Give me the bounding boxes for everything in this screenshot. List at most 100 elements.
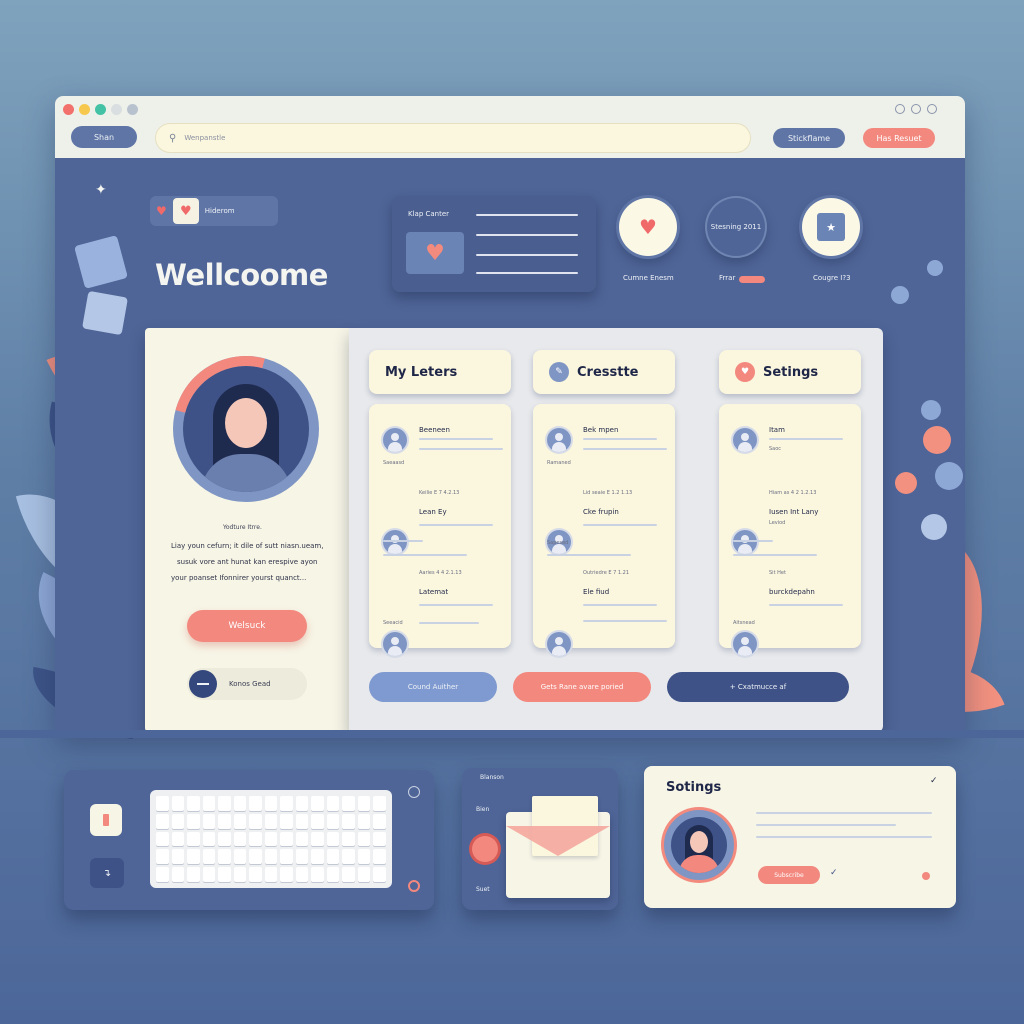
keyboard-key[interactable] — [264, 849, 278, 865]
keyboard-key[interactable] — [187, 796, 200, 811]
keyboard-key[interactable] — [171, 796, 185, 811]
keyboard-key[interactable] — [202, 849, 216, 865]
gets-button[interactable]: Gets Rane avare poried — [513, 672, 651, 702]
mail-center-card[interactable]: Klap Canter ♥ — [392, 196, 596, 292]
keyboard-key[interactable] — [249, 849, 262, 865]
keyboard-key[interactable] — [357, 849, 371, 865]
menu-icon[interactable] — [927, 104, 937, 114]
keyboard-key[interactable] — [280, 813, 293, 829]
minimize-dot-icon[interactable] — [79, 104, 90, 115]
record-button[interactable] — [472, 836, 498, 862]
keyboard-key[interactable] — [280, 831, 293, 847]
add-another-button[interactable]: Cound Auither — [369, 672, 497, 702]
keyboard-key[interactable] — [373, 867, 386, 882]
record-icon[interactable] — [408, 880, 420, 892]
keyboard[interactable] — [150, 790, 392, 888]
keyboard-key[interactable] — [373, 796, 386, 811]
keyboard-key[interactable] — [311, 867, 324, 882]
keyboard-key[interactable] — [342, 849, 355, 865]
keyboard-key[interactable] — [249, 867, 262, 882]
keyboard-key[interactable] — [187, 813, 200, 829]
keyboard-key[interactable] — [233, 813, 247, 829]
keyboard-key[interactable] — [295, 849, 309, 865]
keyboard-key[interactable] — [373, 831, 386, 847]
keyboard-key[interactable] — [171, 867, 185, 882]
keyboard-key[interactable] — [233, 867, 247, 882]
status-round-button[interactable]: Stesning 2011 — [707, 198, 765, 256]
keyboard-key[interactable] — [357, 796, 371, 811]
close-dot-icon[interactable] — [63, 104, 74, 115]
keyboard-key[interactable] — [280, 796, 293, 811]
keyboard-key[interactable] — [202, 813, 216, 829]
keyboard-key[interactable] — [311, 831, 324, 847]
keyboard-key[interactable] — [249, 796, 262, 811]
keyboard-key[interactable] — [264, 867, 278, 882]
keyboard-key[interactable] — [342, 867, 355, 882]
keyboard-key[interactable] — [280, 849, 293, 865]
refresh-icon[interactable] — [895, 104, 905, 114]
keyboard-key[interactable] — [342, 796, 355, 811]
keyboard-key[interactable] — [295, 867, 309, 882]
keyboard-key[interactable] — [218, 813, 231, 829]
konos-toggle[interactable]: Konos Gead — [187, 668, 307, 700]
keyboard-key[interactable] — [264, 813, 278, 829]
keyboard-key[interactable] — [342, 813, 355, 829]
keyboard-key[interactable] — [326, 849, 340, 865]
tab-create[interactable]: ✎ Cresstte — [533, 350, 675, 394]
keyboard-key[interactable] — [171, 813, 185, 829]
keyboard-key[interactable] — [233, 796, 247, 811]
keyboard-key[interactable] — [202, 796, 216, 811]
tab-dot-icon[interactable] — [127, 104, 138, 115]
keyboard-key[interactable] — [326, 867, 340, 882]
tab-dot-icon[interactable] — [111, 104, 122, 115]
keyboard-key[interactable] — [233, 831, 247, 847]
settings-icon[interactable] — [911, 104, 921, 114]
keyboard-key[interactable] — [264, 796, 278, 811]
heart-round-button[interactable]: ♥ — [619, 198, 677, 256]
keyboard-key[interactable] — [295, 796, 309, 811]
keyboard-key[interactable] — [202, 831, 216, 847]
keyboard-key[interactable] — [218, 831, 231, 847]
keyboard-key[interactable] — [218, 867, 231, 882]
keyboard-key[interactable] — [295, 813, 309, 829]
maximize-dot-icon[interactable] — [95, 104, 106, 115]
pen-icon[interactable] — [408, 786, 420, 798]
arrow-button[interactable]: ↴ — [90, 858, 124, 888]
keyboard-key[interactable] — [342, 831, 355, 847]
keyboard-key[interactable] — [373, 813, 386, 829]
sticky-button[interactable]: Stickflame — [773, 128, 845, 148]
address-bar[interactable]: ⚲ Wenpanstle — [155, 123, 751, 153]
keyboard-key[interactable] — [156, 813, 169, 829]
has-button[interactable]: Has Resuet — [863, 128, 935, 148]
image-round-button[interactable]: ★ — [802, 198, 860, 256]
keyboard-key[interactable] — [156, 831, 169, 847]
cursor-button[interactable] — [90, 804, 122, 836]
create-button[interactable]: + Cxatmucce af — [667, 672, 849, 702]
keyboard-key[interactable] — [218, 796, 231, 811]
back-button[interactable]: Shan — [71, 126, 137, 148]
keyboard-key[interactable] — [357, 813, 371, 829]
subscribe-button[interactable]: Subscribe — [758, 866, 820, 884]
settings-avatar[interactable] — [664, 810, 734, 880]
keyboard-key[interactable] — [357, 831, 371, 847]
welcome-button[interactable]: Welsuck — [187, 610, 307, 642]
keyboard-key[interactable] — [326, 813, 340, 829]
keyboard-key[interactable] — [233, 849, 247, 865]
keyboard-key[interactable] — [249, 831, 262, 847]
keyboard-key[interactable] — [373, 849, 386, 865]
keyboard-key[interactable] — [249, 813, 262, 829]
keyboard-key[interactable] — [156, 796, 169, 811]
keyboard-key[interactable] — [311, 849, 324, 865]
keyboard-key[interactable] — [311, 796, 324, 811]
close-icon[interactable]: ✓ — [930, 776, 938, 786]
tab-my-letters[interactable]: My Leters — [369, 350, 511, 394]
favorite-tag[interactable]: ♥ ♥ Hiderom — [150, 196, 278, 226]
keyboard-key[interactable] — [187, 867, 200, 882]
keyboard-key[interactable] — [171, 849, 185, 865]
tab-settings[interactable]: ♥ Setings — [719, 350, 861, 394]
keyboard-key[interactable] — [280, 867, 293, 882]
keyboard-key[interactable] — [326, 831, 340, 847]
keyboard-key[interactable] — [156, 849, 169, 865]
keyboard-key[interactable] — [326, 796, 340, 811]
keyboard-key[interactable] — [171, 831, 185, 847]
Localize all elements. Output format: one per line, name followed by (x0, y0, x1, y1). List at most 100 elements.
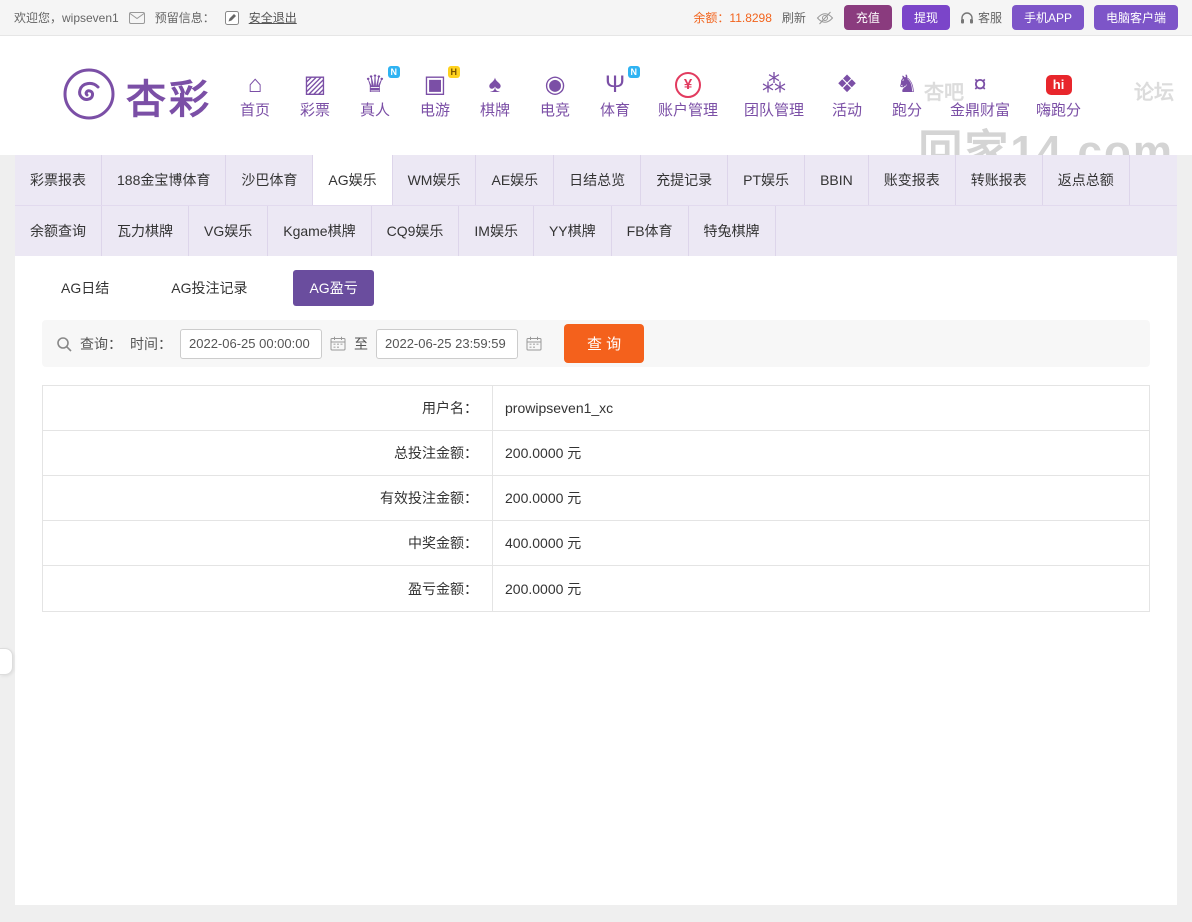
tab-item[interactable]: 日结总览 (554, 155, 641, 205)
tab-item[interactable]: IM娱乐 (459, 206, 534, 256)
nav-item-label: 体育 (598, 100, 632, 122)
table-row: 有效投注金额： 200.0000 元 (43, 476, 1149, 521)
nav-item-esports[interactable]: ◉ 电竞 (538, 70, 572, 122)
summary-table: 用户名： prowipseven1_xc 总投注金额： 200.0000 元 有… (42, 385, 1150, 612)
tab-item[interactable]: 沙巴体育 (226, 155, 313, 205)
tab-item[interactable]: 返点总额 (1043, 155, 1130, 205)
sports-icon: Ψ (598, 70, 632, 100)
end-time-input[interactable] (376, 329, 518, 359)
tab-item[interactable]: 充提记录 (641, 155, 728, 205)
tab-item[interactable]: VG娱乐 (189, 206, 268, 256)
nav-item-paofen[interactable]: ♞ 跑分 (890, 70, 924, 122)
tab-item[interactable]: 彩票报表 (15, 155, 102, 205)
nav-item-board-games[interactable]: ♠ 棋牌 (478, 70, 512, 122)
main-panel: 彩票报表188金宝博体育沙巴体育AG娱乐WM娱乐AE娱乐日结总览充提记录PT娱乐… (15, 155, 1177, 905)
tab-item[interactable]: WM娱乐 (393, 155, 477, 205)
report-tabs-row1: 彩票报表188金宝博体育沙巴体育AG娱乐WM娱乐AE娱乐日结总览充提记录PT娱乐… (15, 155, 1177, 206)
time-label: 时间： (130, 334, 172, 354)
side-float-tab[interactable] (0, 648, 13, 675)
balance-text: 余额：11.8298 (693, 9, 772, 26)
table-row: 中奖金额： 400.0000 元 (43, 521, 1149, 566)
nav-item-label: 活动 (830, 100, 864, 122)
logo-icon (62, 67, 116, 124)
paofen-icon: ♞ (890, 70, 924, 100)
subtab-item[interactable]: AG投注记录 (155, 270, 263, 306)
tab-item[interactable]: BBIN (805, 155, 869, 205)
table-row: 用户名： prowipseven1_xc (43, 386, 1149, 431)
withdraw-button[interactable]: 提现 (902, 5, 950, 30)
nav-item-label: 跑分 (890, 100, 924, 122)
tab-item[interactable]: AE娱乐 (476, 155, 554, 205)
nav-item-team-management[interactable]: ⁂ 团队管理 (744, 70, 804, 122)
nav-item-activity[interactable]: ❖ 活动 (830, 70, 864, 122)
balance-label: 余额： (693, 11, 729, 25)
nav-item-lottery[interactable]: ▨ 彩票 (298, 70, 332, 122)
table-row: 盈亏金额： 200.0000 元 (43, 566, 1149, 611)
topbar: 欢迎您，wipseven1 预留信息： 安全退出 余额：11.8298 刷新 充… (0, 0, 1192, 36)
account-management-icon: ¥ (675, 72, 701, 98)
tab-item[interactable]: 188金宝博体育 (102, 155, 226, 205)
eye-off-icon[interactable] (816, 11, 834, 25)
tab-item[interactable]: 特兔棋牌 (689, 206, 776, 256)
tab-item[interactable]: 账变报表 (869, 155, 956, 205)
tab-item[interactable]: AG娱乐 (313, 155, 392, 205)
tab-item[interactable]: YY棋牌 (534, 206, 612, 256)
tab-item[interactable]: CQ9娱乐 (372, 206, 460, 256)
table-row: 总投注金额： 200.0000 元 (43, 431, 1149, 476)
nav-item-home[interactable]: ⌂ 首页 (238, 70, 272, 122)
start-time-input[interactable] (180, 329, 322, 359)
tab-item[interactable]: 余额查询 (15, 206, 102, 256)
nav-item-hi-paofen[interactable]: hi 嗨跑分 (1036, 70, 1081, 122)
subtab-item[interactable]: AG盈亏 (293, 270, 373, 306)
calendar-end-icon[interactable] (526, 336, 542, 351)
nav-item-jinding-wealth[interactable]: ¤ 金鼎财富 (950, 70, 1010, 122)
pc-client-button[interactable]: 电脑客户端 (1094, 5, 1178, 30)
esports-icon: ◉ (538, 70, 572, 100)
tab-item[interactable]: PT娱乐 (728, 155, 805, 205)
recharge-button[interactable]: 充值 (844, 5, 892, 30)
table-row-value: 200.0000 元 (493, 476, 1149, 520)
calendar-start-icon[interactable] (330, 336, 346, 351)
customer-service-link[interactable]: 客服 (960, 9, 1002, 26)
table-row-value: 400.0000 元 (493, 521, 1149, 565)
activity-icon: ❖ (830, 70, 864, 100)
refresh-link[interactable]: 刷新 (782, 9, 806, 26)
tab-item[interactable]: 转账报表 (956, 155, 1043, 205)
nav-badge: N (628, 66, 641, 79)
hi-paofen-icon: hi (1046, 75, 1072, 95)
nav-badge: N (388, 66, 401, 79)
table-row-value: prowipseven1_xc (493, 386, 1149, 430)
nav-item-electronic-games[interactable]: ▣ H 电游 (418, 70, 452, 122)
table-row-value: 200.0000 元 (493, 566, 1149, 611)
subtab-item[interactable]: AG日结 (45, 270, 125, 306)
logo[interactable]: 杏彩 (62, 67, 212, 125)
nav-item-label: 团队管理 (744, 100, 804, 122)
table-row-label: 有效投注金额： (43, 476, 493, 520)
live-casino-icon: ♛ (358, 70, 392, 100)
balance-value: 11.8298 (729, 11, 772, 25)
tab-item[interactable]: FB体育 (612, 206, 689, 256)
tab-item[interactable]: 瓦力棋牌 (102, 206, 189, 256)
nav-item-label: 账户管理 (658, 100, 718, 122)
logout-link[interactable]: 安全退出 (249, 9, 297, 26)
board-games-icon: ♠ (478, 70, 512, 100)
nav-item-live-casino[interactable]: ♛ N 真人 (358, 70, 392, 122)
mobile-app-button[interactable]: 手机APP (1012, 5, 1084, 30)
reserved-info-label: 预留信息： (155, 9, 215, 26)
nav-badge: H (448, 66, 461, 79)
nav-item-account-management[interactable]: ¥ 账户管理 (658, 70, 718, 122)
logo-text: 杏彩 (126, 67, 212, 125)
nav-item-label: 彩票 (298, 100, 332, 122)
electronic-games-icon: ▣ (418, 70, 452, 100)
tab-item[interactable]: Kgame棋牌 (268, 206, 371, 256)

# Task objective:
Please quote the stretch of the records from the line containing "keyboard-key[interactable] — [264, 849, 278, 865]" through the line containing "keyboard-key[interactable] — [326, 849, 340, 865]", both ends included, reproducing each line unchanged.

# Response to the task:
keyboard-key[interactable] — [264, 849, 278, 865]
keyboard-key[interactable] — [187, 796, 200, 811]
keyboard-key[interactable] — [171, 796, 185, 811]
keyboard-key[interactable] — [202, 849, 216, 865]
gets-button[interactable]: Gets Rane avare poried — [513, 672, 651, 702]
mail-center-card[interactable]: Klap Canter ♥ — [392, 196, 596, 292]
keyboard-key[interactable] — [249, 849, 262, 865]
keyboard-key[interactable] — [357, 849, 371, 865]
menu-icon[interactable] — [927, 104, 937, 114]
keyboard-key[interactable] — [280, 813, 293, 829]
minimize-dot-icon[interactable] — [79, 104, 90, 115]
record-button[interactable] — [472, 836, 498, 862]
keyboard-key[interactable] — [280, 831, 293, 847]
add-another-button[interactable]: Cound Auither — [369, 672, 497, 702]
keyboard-key[interactable] — [373, 867, 386, 882]
record-icon[interactable] — [408, 880, 420, 892]
keyboard[interactable] — [150, 790, 392, 888]
keyboard-key[interactable] — [373, 796, 386, 811]
keyboard-key[interactable] — [311, 867, 324, 882]
keyboard-key[interactable] — [342, 849, 355, 865]
keyboard-key[interactable] — [249, 867, 262, 882]
keyboard-key[interactable] — [187, 813, 200, 829]
keyboard-key[interactable] — [233, 813, 247, 829]
keyboard-key[interactable] — [295, 849, 309, 865]
keyboard-key[interactable] — [373, 831, 386, 847]
keyboard-key[interactable] — [171, 867, 185, 882]
keyboard-key[interactable] — [233, 867, 247, 882]
status-round-button[interactable]: Stesning 2011 — [707, 198, 765, 256]
keyboard-key[interactable] — [357, 796, 371, 811]
close-dot-icon[interactable] — [63, 104, 74, 115]
keyboard-key[interactable] — [280, 796, 293, 811]
keyboard-key[interactable] — [202, 813, 216, 829]
keyboard-key[interactable] — [311, 831, 324, 847]
keyboard-key[interactable] — [249, 796, 262, 811]
keyboard-key[interactable] — [264, 867, 278, 882]
keyboard-key[interactable] — [342, 867, 355, 882]
keyboard-key[interactable] — [280, 849, 293, 865]
refresh-icon[interactable] — [895, 104, 905, 114]
keyboard-key[interactable] — [342, 796, 355, 811]
keyboard-key[interactable] — [295, 867, 309, 882]
keyboard-key[interactable] — [218, 813, 231, 829]
konos-toggle[interactable]: Konos Gead — [187, 668, 307, 700]
keyboard-key[interactable] — [264, 813, 278, 829]
keyboard-key[interactable] — [342, 813, 355, 829]
keyboard-key[interactable] — [326, 849, 340, 865]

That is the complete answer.